[INPUT DATA]
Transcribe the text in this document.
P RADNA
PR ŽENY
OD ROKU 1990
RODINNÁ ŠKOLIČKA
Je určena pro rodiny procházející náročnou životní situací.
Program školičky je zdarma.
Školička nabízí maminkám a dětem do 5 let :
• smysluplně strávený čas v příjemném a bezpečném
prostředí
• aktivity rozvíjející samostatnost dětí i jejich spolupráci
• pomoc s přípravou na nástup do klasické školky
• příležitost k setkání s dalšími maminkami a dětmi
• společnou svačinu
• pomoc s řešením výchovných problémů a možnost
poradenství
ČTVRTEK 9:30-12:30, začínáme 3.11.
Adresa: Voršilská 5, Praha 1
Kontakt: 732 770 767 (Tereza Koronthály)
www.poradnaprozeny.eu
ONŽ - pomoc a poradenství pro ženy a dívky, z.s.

[WHAT IS NEEDED]
Count every line in the data where the string "poradenství" occurs. Give nothing except the number.

[ANSWER BELOW]
2